## MATERIAL
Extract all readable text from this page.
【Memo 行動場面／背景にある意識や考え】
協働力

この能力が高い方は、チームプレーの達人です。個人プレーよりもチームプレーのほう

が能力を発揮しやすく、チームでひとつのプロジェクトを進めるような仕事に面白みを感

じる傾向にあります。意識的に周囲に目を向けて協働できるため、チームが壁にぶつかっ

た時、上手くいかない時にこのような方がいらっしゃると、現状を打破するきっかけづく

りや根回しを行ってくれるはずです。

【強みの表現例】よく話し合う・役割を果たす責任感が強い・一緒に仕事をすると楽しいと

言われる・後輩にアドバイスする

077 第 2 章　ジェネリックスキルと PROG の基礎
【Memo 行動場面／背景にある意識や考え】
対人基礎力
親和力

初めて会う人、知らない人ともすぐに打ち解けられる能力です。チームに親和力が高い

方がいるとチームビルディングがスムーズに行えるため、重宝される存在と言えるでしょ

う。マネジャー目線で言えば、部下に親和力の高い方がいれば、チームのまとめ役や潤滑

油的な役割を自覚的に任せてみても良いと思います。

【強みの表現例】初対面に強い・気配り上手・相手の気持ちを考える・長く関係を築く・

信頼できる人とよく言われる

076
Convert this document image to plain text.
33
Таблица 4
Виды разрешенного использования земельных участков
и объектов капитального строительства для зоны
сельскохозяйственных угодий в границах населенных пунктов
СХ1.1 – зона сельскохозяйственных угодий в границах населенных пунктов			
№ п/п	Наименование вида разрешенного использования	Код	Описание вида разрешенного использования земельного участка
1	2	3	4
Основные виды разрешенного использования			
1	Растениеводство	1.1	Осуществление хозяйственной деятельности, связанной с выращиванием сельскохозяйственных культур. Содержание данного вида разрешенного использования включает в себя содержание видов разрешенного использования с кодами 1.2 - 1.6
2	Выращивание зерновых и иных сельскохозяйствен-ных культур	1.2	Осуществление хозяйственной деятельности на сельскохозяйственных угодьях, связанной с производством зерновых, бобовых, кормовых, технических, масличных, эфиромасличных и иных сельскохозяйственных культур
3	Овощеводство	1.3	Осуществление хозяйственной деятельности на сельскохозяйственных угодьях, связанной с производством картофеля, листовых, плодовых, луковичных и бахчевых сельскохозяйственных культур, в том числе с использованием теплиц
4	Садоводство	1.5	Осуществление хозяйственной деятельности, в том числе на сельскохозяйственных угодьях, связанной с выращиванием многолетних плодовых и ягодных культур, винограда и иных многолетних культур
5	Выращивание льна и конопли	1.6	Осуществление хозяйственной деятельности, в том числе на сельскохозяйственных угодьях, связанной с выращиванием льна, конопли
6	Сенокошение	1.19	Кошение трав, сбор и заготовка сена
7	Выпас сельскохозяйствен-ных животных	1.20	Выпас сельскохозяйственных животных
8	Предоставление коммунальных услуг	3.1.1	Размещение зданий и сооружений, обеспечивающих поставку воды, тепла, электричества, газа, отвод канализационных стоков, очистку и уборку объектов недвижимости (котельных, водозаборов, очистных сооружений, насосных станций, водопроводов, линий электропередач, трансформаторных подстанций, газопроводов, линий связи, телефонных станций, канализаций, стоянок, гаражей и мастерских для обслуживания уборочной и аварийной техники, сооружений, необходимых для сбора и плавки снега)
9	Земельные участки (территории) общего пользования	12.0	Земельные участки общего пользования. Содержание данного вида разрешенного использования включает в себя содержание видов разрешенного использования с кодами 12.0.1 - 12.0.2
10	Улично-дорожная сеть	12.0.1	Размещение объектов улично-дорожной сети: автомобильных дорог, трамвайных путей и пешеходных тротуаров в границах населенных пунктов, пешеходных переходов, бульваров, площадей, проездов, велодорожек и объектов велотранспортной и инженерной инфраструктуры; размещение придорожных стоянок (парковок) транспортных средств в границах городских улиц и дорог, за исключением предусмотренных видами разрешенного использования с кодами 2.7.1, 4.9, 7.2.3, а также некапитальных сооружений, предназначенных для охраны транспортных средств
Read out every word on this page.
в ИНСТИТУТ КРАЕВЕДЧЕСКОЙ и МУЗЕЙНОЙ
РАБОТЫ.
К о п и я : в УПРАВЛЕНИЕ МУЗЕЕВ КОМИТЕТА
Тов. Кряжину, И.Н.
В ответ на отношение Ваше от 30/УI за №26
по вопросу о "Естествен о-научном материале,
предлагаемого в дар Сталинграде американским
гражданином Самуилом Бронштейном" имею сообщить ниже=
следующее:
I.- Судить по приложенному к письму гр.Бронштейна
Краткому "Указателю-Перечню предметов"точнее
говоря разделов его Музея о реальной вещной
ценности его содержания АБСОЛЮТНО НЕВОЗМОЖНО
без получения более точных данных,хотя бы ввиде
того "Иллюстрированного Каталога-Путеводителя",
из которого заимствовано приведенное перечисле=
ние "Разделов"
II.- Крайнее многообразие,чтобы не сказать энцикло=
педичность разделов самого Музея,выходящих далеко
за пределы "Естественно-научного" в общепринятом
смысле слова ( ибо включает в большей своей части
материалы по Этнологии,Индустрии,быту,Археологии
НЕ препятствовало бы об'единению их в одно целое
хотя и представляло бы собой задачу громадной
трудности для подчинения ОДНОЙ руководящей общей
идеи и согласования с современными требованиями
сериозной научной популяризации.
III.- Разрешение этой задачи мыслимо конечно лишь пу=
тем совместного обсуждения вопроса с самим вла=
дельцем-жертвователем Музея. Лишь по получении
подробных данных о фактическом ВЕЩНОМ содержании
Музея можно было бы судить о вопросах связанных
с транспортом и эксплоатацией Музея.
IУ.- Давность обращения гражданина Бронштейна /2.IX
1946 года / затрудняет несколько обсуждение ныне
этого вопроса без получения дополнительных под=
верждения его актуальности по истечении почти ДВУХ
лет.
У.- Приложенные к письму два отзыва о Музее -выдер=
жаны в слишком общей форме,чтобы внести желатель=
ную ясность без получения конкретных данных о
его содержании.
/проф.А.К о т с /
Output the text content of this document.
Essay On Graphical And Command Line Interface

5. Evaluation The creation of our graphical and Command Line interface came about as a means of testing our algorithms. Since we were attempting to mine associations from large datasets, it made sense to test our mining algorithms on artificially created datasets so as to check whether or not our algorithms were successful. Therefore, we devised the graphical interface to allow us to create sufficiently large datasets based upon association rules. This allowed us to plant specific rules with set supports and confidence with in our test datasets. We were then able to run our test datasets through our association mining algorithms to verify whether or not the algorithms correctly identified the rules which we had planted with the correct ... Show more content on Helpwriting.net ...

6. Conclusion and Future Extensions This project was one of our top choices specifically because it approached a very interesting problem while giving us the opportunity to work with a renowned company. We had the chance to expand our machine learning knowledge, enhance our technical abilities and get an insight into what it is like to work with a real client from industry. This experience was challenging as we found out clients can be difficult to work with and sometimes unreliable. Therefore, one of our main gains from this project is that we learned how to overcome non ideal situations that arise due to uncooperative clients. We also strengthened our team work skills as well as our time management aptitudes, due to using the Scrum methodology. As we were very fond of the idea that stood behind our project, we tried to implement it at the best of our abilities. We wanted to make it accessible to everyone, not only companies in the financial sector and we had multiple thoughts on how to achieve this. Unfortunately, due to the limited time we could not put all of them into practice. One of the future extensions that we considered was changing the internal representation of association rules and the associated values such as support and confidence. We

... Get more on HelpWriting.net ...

## TASK REQUIREMENTS
Track down every line of the material containing the string "page", and copy it.

## ANSWER TO THE EXERCISE
Extract all readable text from this page.
Read out every word on this page.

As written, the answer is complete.